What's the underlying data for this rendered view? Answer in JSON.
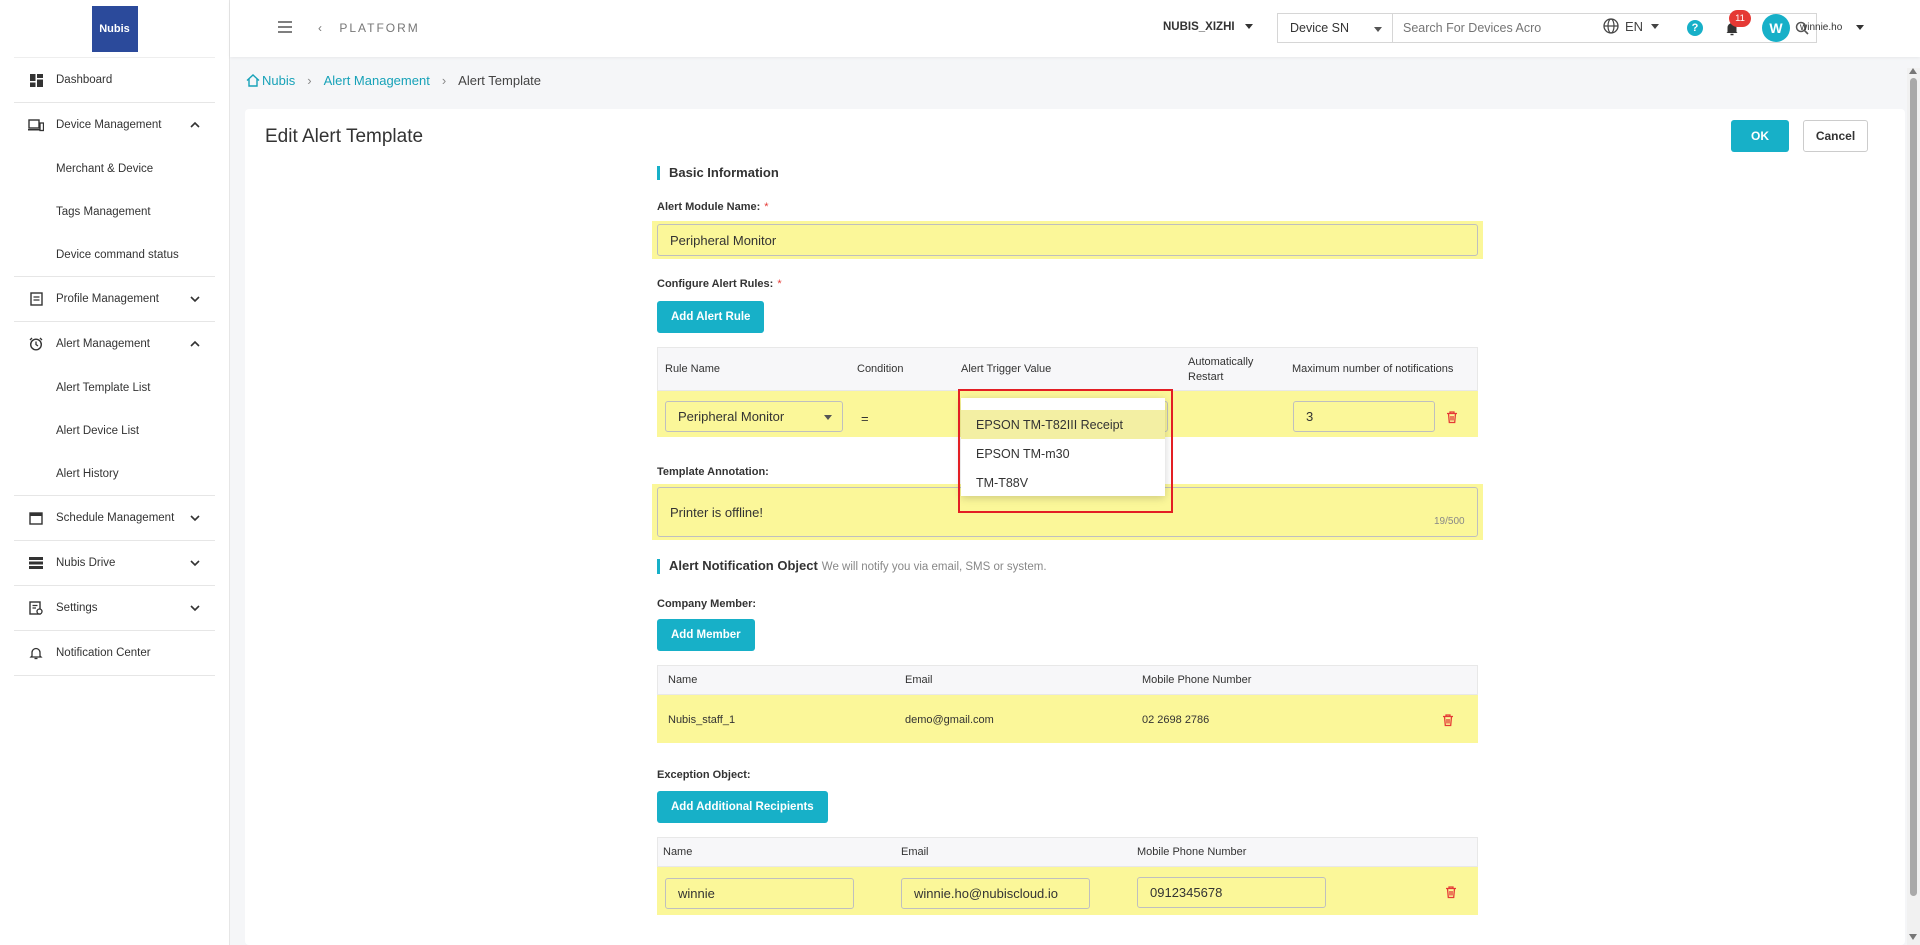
{
  "sidebar": {
    "logo_text": "Nubis",
    "groups": [
      {
        "label": "Dashboard",
        "icon": "dashboard-icon",
        "children": []
      },
      {
        "label": "Device Management",
        "icon": "devices-icon",
        "expanded": true,
        "children": [
          "Merchant & Device",
          "Tags Management",
          "Device command status"
        ]
      },
      {
        "label": "Profile Management",
        "icon": "profile-icon",
        "expanded": false,
        "children": []
      },
      {
        "label": "Alert Management",
        "icon": "alarm-icon",
        "expanded": true,
        "children": [
          "Alert Template List",
          "Alert Device List",
          "Alert History"
        ]
      },
      {
        "label": "Schedule Management",
        "icon": "calendar-icon",
        "expanded": false,
        "children": []
      },
      {
        "label": "Nubis Drive",
        "icon": "drive-icon",
        "expanded": false,
        "children": []
      },
      {
        "label": "Settings",
        "icon": "settings-icon",
        "expanded": false,
        "children": []
      },
      {
        "label": "Notification Center",
        "icon": "bell-icon",
        "children": []
      }
    ]
  },
  "header": {
    "platform": "PLATFORM",
    "org": "NUBIS_XIZHI",
    "search_type": "Device SN",
    "search_placeholder": "Search For Devices Acro",
    "lang": "EN",
    "help": "?",
    "notifications": "11",
    "avatar_letter": "W",
    "username": "winnie.ho"
  },
  "breadcrumb": [
    "Nubis",
    "Alert Management",
    "Alert Template"
  ],
  "page": {
    "title": "Edit Alert Template",
    "ok": "OK",
    "cancel": "Cancel"
  },
  "basic": {
    "section": "Basic Information",
    "module_name_label": "Alert Module Name:",
    "module_name_value": "Peripheral Monitor",
    "rules_label": "Configure Alert Rules:",
    "add_rule": "Add Alert Rule",
    "rules_columns": [
      "Rule Name",
      "Condition",
      "Alert Trigger Value",
      "Automatically Restart",
      "Maximum number of notifications"
    ],
    "rule": {
      "name": "Peripheral Monitor",
      "condition": "=",
      "max_notifications": "3"
    },
    "trigger_options": [
      "EPSON TM-T82III Receipt",
      "EPSON TM-m30",
      "TM-T88V"
    ],
    "annotation_label": "Template Annotation:",
    "annotation_value": "Printer is offline!",
    "annotation_counter": "19/500"
  },
  "notify": {
    "section": "Alert Notification Object",
    "hint": "We will notify you via email, SMS or system.",
    "company_label": "Company Member:",
    "add_member": "Add Member",
    "member_columns": [
      "Name",
      "Email",
      "Mobile Phone Number"
    ],
    "member": {
      "name": "Nubis_staff_1",
      "email": "demo@gmail.com",
      "phone": "02 2698 2786"
    },
    "exception_label": "Exception Object:",
    "add_recipients": "Add Additional Recipients",
    "recipient_columns": [
      "Name",
      "Email",
      "Mobile Phone Number"
    ],
    "recipient": {
      "name": "winnie",
      "email": "winnie.ho@nubiscloud.io",
      "phone": "0912345678"
    }
  },
  "colors": {
    "accent": "#17b0c8",
    "highlight": "#fbf799",
    "danger": "#e53935"
  }
}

________________________________________

WRITTEN PROBLEM: Copy out all the records exactly, excluding pictures.

RESPONSE TO THIS TASK:
What's the underlying data for this rendered view? Answer in JSON.
{
  "sidebar": {
    "logo_text": "Nubis",
    "groups": [
      {
        "label": "Dashboard",
        "icon": "dashboard-icon",
        "children": []
      },
      {
        "label": "Device Management",
        "icon": "devices-icon",
        "expanded": true,
        "children": [
          "Merchant & Device",
          "Tags Management",
          "Device command status"
        ]
      },
      {
        "label": "Profile Management",
        "icon": "profile-icon",
        "expanded": false,
        "children": []
      },
      {
        "label": "Alert Management",
        "icon": "alarm-icon",
        "expanded": true,
        "children": [
          "Alert Template List",
          "Alert Device List",
          "Alert History"
        ]
      },
      {
        "label": "Schedule Management",
        "icon": "calendar-icon",
        "expanded": false,
        "children": []
      },
      {
        "label": "Nubis Drive",
        "icon": "drive-icon",
        "expanded": false,
        "children": []
      },
      {
        "label": "Settings",
        "icon": "settings-icon",
        "expanded": false,
        "children": []
      },
      {
        "label": "Notification Center",
        "icon": "bell-icon",
        "children": []
      }
    ]
  },
  "header": {
    "platform": "PLATFORM",
    "org": "NUBIS_XIZHI",
    "search_type": "Device SN",
    "search_placeholder": "Search For Devices Acro",
    "lang": "EN",
    "help": "?",
    "notifications": "11",
    "avatar_letter": "W",
    "username": "winnie.ho"
  },
  "breadcrumb": [
    "Nubis",
    "Alert Management",
    "Alert Template"
  ],
  "page": {
    "title": "Edit Alert Template",
    "ok": "OK",
    "cancel": "Cancel"
  },
  "basic": {
    "section": "Basic Information",
    "module_name_label": "Alert Module Name:",
    "module_name_value": "Peripheral Monitor",
    "rules_label": "Configure Alert Rules:",
    "add_rule": "Add Alert Rule",
    "rules_columns": [
      "Rule Name",
      "Condition",
      "Alert Trigger Value",
      "Automatically Restart",
      "Maximum number of notifications"
    ],
    "rule": {
      "name": "Peripheral Monitor",
      "condition": "=",
      "max_notifications": "3"
    },
    "trigger_options": [
      "EPSON TM-T82III Receipt",
      "EPSON TM-m30",
      "TM-T88V"
    ],
    "annotation_label": "Template Annotation:",
    "annotation_value": "Printer is offline!",
    "annotation_counter": "19/500"
  },
  "notify": {
    "section": "Alert Notification Object",
    "hint": "We will notify you via email, SMS or system.",
    "company_label": "Company Member:",
    "add_member": "Add Member",
    "member_columns": [
      "Name",
      "Email",
      "Mobile Phone Number"
    ],
    "member": {
      "name": "Nubis_staff_1",
      "email": "demo@gmail.com",
      "phone": "02 2698 2786"
    },
    "exception_label": "Exception Object:",
    "add_recipients": "Add Additional Recipients",
    "recipient_columns": [
      "Name",
      "Email",
      "Mobile Phone Number"
    ],
    "recipient": {
      "name": "winnie",
      "email": "winnie.ho@nubiscloud.io",
      "phone": "0912345678"
    }
  },
  "colors": {
    "accent": "#17b0c8",
    "highlight": "#fbf799",
    "danger": "#e53935"
  }
}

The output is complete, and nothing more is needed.